WRITTEN EXERCISE: Without the pictures, print each of the records below exactly as it appears.
* START *
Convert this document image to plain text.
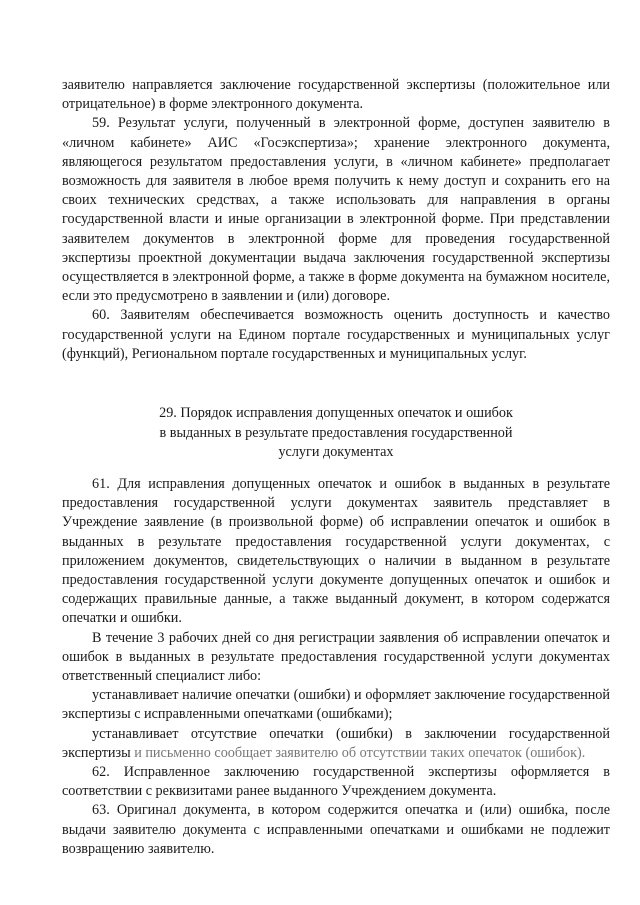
заявителю направляется заключение государственной экспертизы (положительное или отрицательное) в форме электронного документа.

59. Результат услуги, полученный в электронной форме, доступен заявителю в «личном кабинете» АИС «Госэкспертиза»; хранение электронного документа, являющегося результатом предоставления услуги, в «личном кабинете» предполагает возможность для заявителя в любое время получить к нему доступ и сохранить его на своих технических средствах, а также использовать для направления в органы государственной власти и иные организации в электронной форме. При представлении заявителем документов в электронной форме для проведения государственной экспертизы проектной документации выдача заключения государственной экспертизы осуществляется в электронной форме, а также в форме документа на бумажном носителе, если это предусмотрено в заявлении и (или) договоре.

60. Заявителям обеспечивается возможность оценить доступность и качество государственной услуги на Едином портале государственных и муниципальных услуг (функций), Региональном портале государственных и муниципальных услуг.

29. Порядок исправления допущенных опечаток и ошибок
в выданных в результате предоставления государственной
услуги документах

61. Для исправления допущенных опечаток и ошибок в выданных в результате предоставления государственной услуги документах заявитель представляет в Учреждение заявление (в произвольной форме) об исправлении опечаток и ошибок в выданных в результате предоставления государственной услуги документах, с приложением документов, свидетельствующих о наличии в выданном в результате предоставления государственной услуги документе допущенных опечаток и ошибок и содержащих правильные данные, а также выданный документ, в котором содержатся опечатки и ошибки.

В течение 3 рабочих дней со дня регистрации заявления об исправлении опечаток и ошибок в выданных в результате предоставления государственной услуги документах ответственный специалист либо:

устанавливает наличие опечатки (ошибки) и оформляет заключение государственной экспертизы с исправленными опечатками (ошибками);

устанавливает отсутствие опечатки (ошибки) в заключении государственной экспертизы и письменно сообщает заявителю об отсутствии таких опечаток (ошибок).

62. Исправленное заключению государственной экспертизы оформляется в соответствии с реквизитами ранее выданного Учреждением документа.

63. Оригинал документа, в котором содержится опечатка и (или) ошибка, после выдачи заявителю документа с исправленными опечатками и ошибками не подлежит возвращению заявителю.
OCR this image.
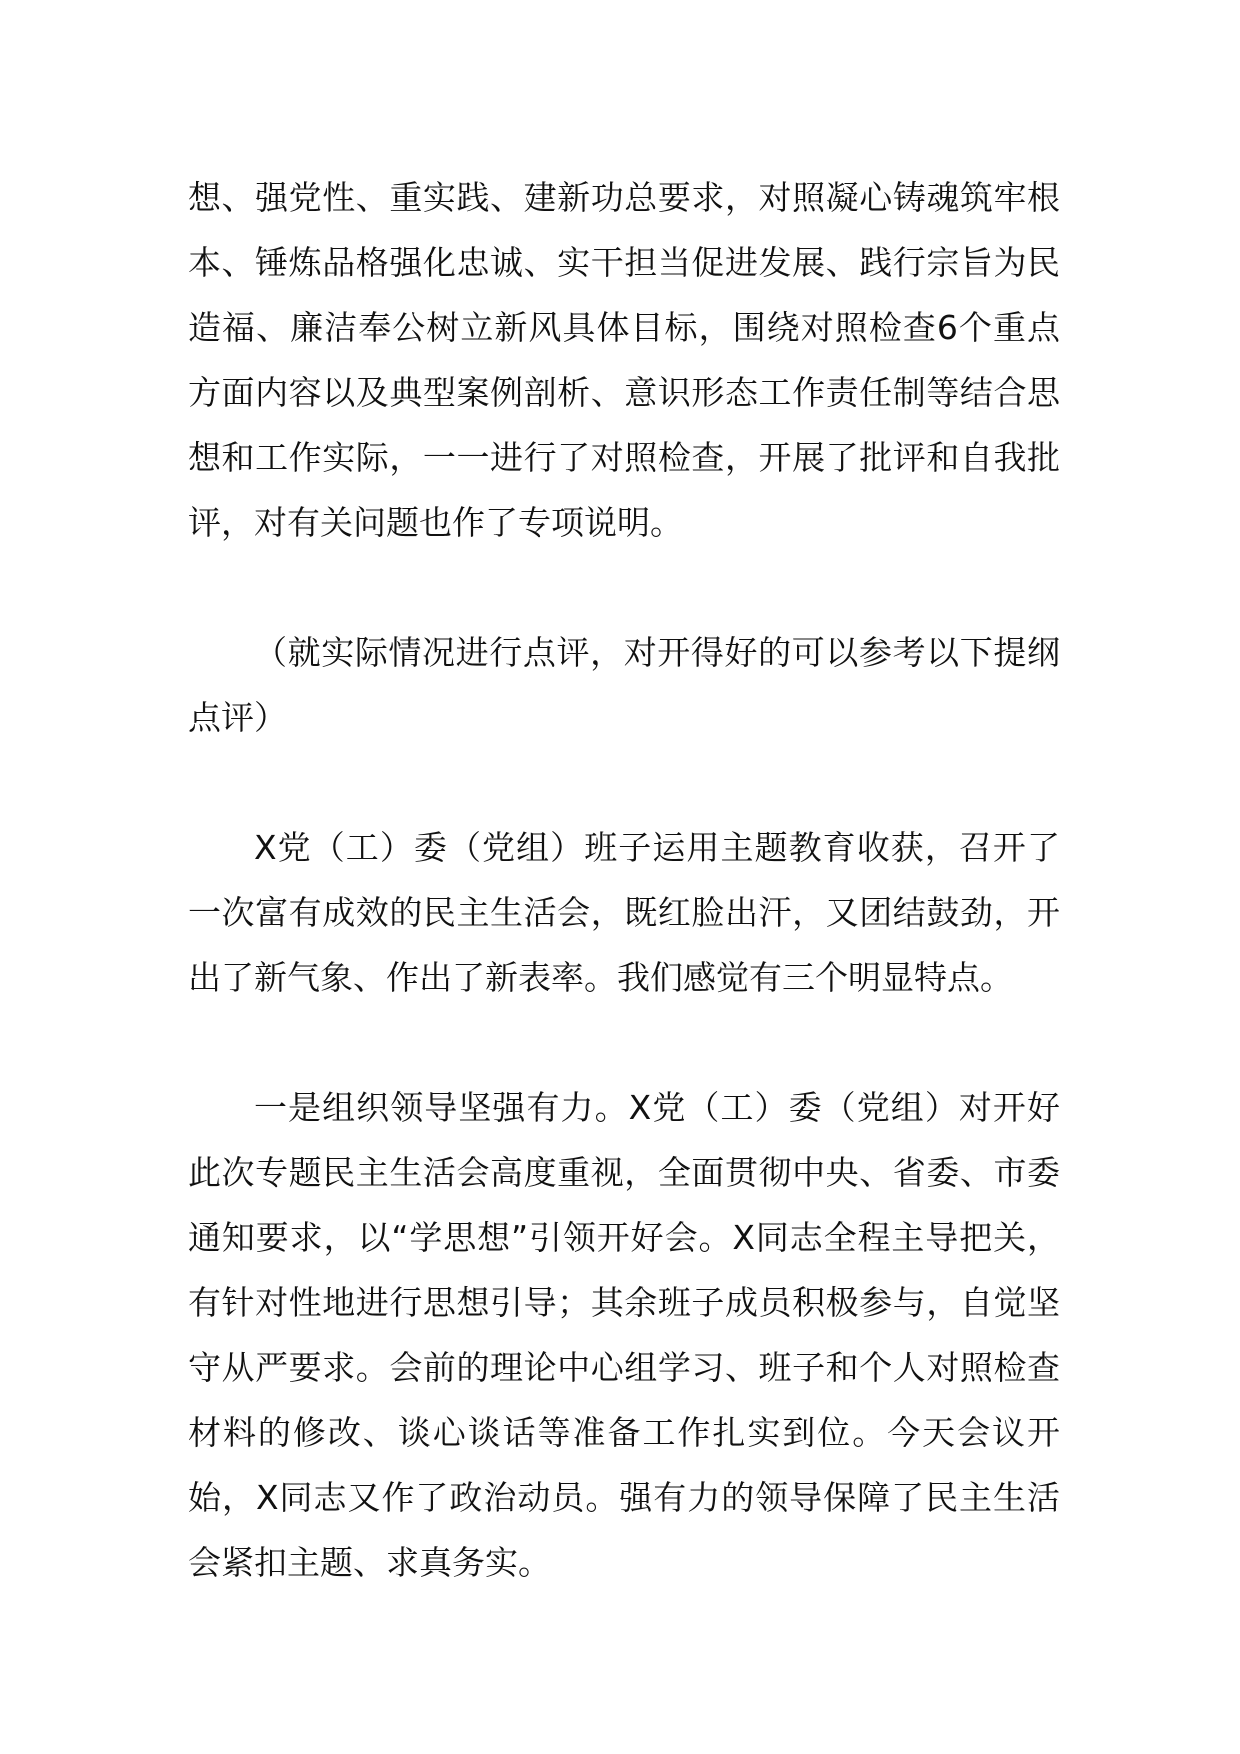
想、强党性、重实践、建新功总要求，对照凝心铸魂筑牢根本、锤炼品格强化忠诚、实干担当促进发展、践行宗旨为民造福、廉洁奉公树立新风具体目标，围绕对照检查6个重点方面内容以及典型案例剖析、意识形态工作责任制等结合思想和工作实际，一一进行了对照检查，开展了批评和自我批评，对有关问题也作了专项说明。

（就实际情况进行点评，对开得好的可以参考以下提纲点评）

X党（工）委（党组）班子运用主题教育收获，召开了一次富有成效的民主生活会，既红脸出汗，又团结鼓劲，开出了新气象、作出了新表率。我们感觉有三个明显特点。

一是组织领导坚强有力。X党（工）委（党组）对开好此次专题民主生活会高度重视，全面贯彻中央、省委、市委通知要求，以“学思想”引领开好会。X同志全程主导把关，有针对性地进行思想引导；其余班子成员积极参与，自觉坚守从严要求。会前的理论中心组学习、班子和个人对照检查材料的修改、谈心谈话等准备工作扎实到位。今天会议开始，X同志又作了政治动员。强有力的领导保障了民主生活会紧扣主题、求真务实。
* END *
THE ANSWER:
Convert this document image to plain text.
заявителю направляется заключение государственной экспертизы (положительное или отрицательное) в форме электронного документа.

59. Результат услуги, полученный в электронной форме, доступен заявителю в «личном кабинете» АИС «Госэкспертиза»; хранение электронного документа, являющегося результатом предоставления услуги, в «личном кабинете» предполагает возможность для заявителя в любое время получить к нему доступ и сохранить его на своих технических средствах, а также использовать для направления в органы государственной власти и иные организации в электронной форме. При представлении заявителем документов в электронной форме для проведения государственной экспертизы проектной документации выдача заключения государственной экспертизы осуществляется в электронной форме, а также в форме документа на бумажном носителе, если это предусмотрено в заявлении и (или) договоре.

60. Заявителям обеспечивается возможность оценить доступность и качество государственной услуги на Едином портале государственных и муниципальных услуг (функций), Региональном портале государственных и муниципальных услуг.

29. Порядок исправления допущенных опечаток и ошибок
в выданных в результате предоставления государственной
услуги документах

61. Для исправления допущенных опечаток и ошибок в выданных в результате предоставления государственной услуги документах заявитель представляет в Учреждение заявление (в произвольной форме) об исправлении опечаток и ошибок в выданных в результате предоставления государственной услуги документах, с приложением документов, свидетельствующих о наличии в выданном в результате предоставления государственной услуги документе допущенных опечаток и ошибок и содержащих правильные данные, а также выданный документ, в котором содержатся опечатки и ошибки.

В течение 3 рабочих дней со дня регистрации заявления об исправлении опечаток и ошибок в выданных в результате предоставления государственной услуги документах ответственный специалист либо:

устанавливает наличие опечатки (ошибки) и оформляет заключение государственной экспертизы с исправленными опечатками (ошибками);

устанавливает отсутствие опечатки (ошибки) в заключении государственной экспертизы и письменно сообщает заявителю об отсутствии таких опечаток (ошибок).

62. Исправленное заключению государственной экспертизы оформляется в соответствии с реквизитами ранее выданного Учреждением документа.

63. Оригинал документа, в котором содержится опечатка и (или) ошибка, после выдачи заявителю документа с исправленными опечатками и ошибками не подлежит возвращению заявителю.
OCR this image.
想、强党性、重实践、建新功总要求，对照凝心铸魂筑牢根本、锤炼品格强化忠诚、实干担当促进发展、践行宗旨为民造福、廉洁奉公树立新风具体目标，围绕对照检查6个重点方面内容以及典型案例剖析、意识形态工作责任制等结合思想和工作实际，一一进行了对照检查，开展了批评和自我批评，对有关问题也作了专项说明。

（就实际情况进行点评，对开得好的可以参考以下提纲点评）

X党（工）委（党组）班子运用主题教育收获，召开了一次富有成效的民主生活会，既红脸出汗，又团结鼓劲，开出了新气象、作出了新表率。我们感觉有三个明显特点。

一是组织领导坚强有力。X党（工）委（党组）对开好此次专题民主生活会高度重视，全面贯彻中央、省委、市委通知要求，以“学思想”引领开好会。X同志全程主导把关，有针对性地进行思想引导；其余班子成员积极参与，自觉坚守从严要求。会前的理论中心组学习、班子和个人对照检查材料的修改、谈心谈话等准备工作扎实到位。今天会议开始，X同志又作了政治动员。强有力的领导保障了民主生活会紧扣主题、求真务实。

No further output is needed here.